[Collection entries]
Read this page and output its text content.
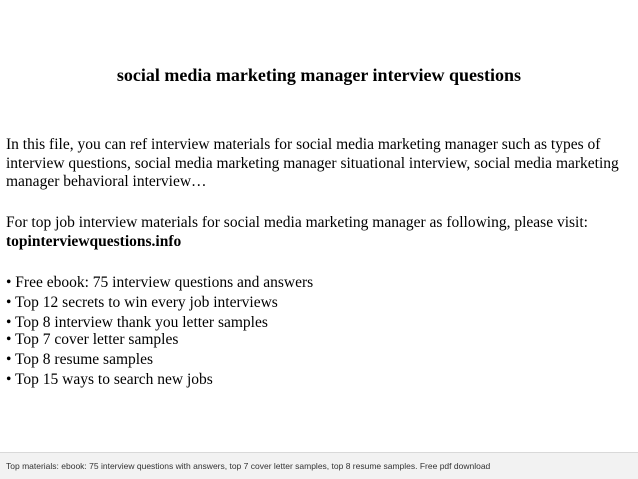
social media marketing manager interview questions
In this file, you can ref interview materials for social media marketing manager such as types of interview questions, social media marketing manager situational interview, social media marketing manager behavioral interview…
For top job interview materials for social media marketing manager as following, please visit: topinterviewquestions.info
• Free ebook: 75 interview questions and answers
• Top 12 secrets to win every job interviews
• Top 8 interview thank you letter samples
• Top 7 cover letter samples
• Top 8 resume samples
• Top 15 ways to search new jobs
Top materials: ebook: 75 interview questions with answers, top 7 cover letter samples, top 8 resume samples. Free pdf download
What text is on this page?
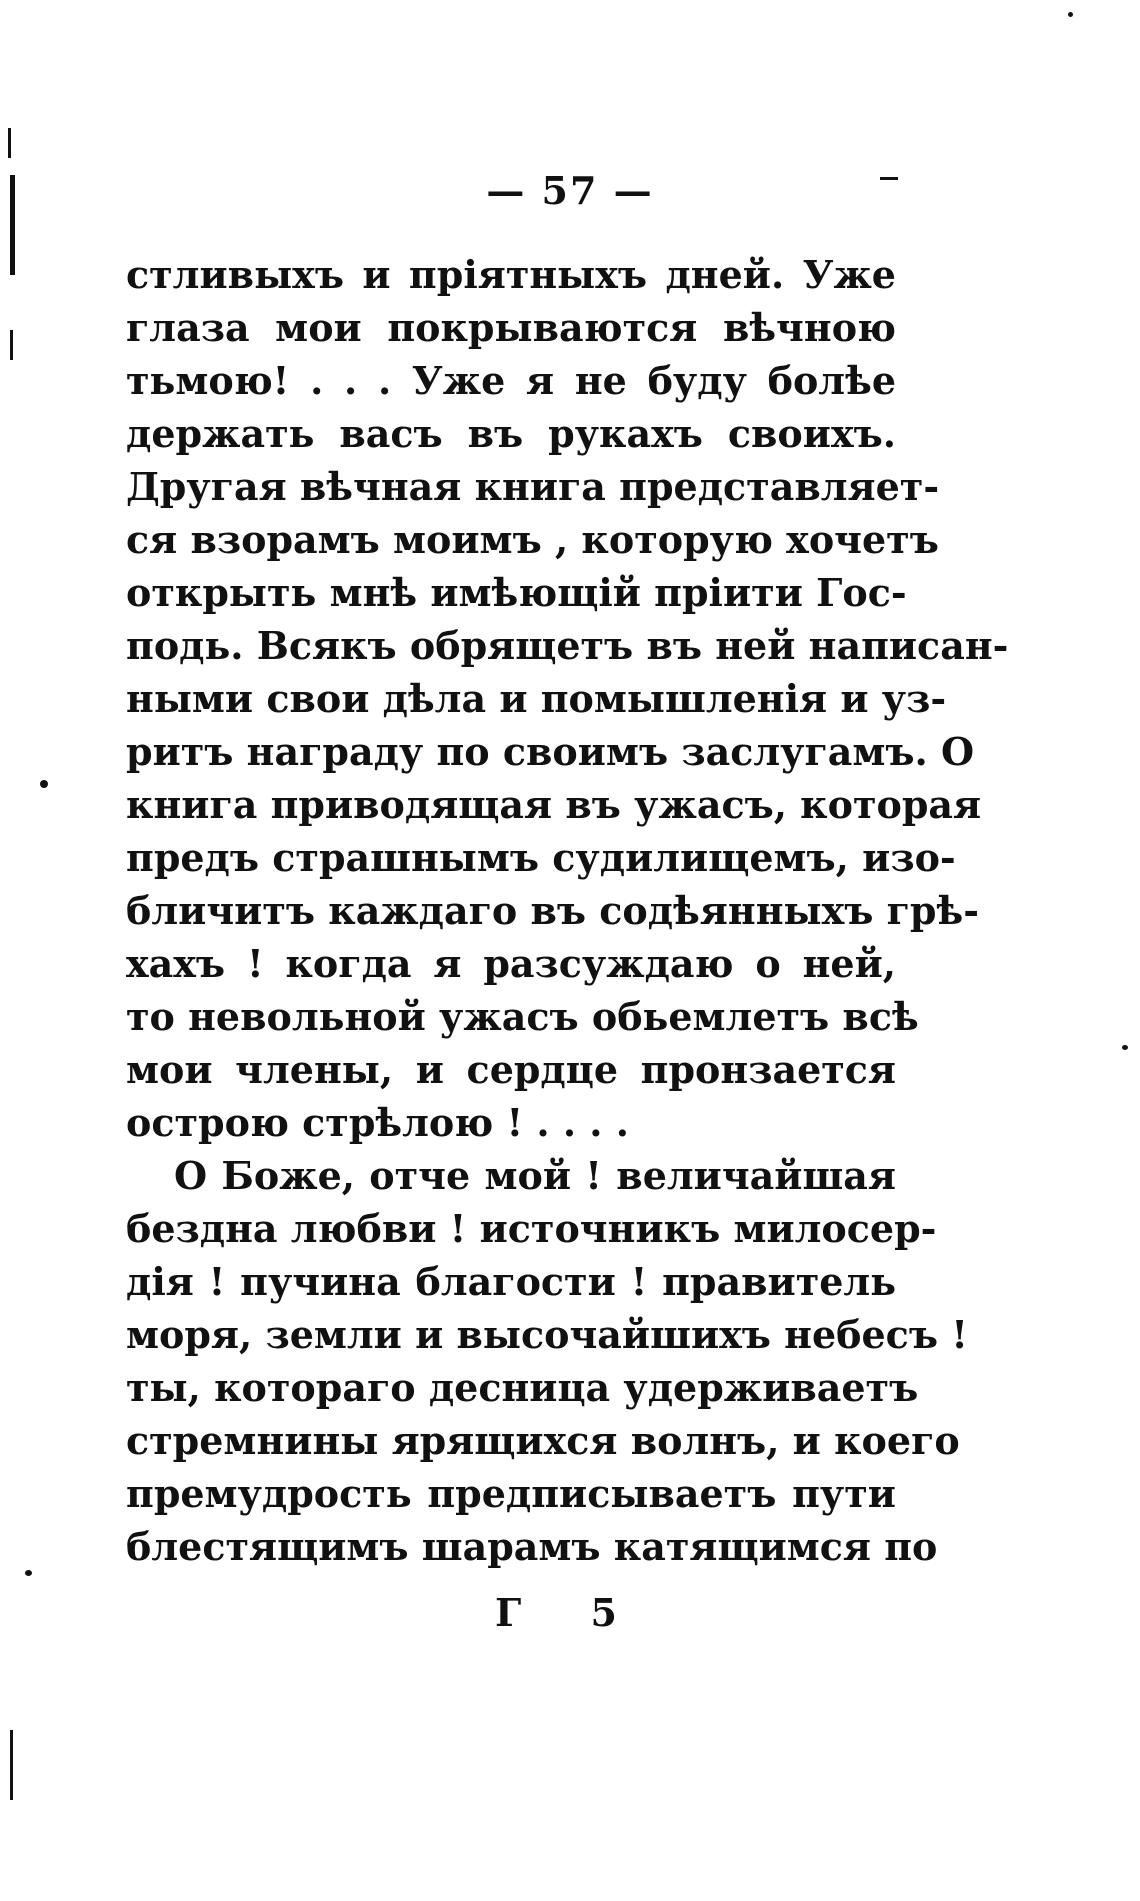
— 57 —
стливыхъ и пріятныхъ дней. Уже
глаза мои покрываются вѣчною
тьмою! . . . Уже я не буду болѣе
держать васъ въ рукахъ своихъ.
Другая вѣчная книга представляет-
ся взорамъ моимъ , которую хочетъ
открыть мнѣ имѣющій пріити Гос-
подь. Всякъ обрящетъ въ ней написан-
ными свои дѣла и помышленія и уз-
ритъ награду по своимъ заслугамъ. О
книга приводящая въ ужасъ, которая
предъ страшнымъ судилищемъ, изо-
бличитъ каждаго въ содѣянныхъ грѣ-
хахъ ! когда я разсуждаю о ней,
то невольной ужасъ обьемлетъ всѣ
мои члены, и сердце пронзается
острою стрѣлою ! . . . .
О Боже, отче мой ! величайшая
бездна любви ! источникъ милосер-
дія ! пучина благости ! правитель
моря, земли и высочайшихъ небесъ !
ты, котораго десница удерживаетъ
стремнины ярящихся волнъ, и коего
премудрость предписываетъ пути
блестящимъ шарамъ катящимся по
Г 5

#### THE PROBLEM:
Leaving the pictures aside, transcribe the entire listing exactly.

#### ANSWER TO THE EXERCISE:
Read this page and output its text content.
social media marketing manager interview questions
In this file, you can ref interview materials for social media marketing manager such as types of interview questions, social media marketing manager situational interview, social media marketing manager behavioral interview…
For top job interview materials for social media marketing manager as following, please visit: topinterviewquestions.info
• Free ebook: 75 interview questions and answers
• Top 12 secrets to win every job interviews
• Top 8 interview thank you letter samples
• Top 7 cover letter samples
• Top 8 resume samples
• Top 15 ways to search new jobs
Top materials: ebook: 75 interview questions with answers, top 7 cover letter samples, top 8 resume samples. Free pdf download
What text is on this page?
— 57 —
стливыхъ и пріятныхъ дней. Уже
глаза мои покрываются вѣчною
тьмою! . . . Уже я не буду болѣе
держать васъ въ рукахъ своихъ.
Другая вѣчная книга представляет-
ся взорамъ моимъ , которую хочетъ
открыть мнѣ имѣющій пріити Гос-
подь. Всякъ обрящетъ въ ней написан-
ными свои дѣла и помышленія и уз-
ритъ награду по своимъ заслугамъ. О
книга приводящая въ ужасъ, которая
предъ страшнымъ судилищемъ, изо-
бличитъ каждаго въ содѣянныхъ грѣ-
хахъ ! когда я разсуждаю о ней,
то невольной ужасъ обьемлетъ всѣ
мои члены, и сердце пронзается
острою стрѣлою ! . . . .
О Боже, отче мой ! величайшая
бездна любви ! источникъ милосер-
дія ! пучина благости ! правитель
моря, земли и высочайшихъ небесъ !
ты, котораго десница удерживаетъ
стремнины ярящихся волнъ, и коего
премудрость предписываетъ пути
блестящимъ шарамъ катящимся по
Г 5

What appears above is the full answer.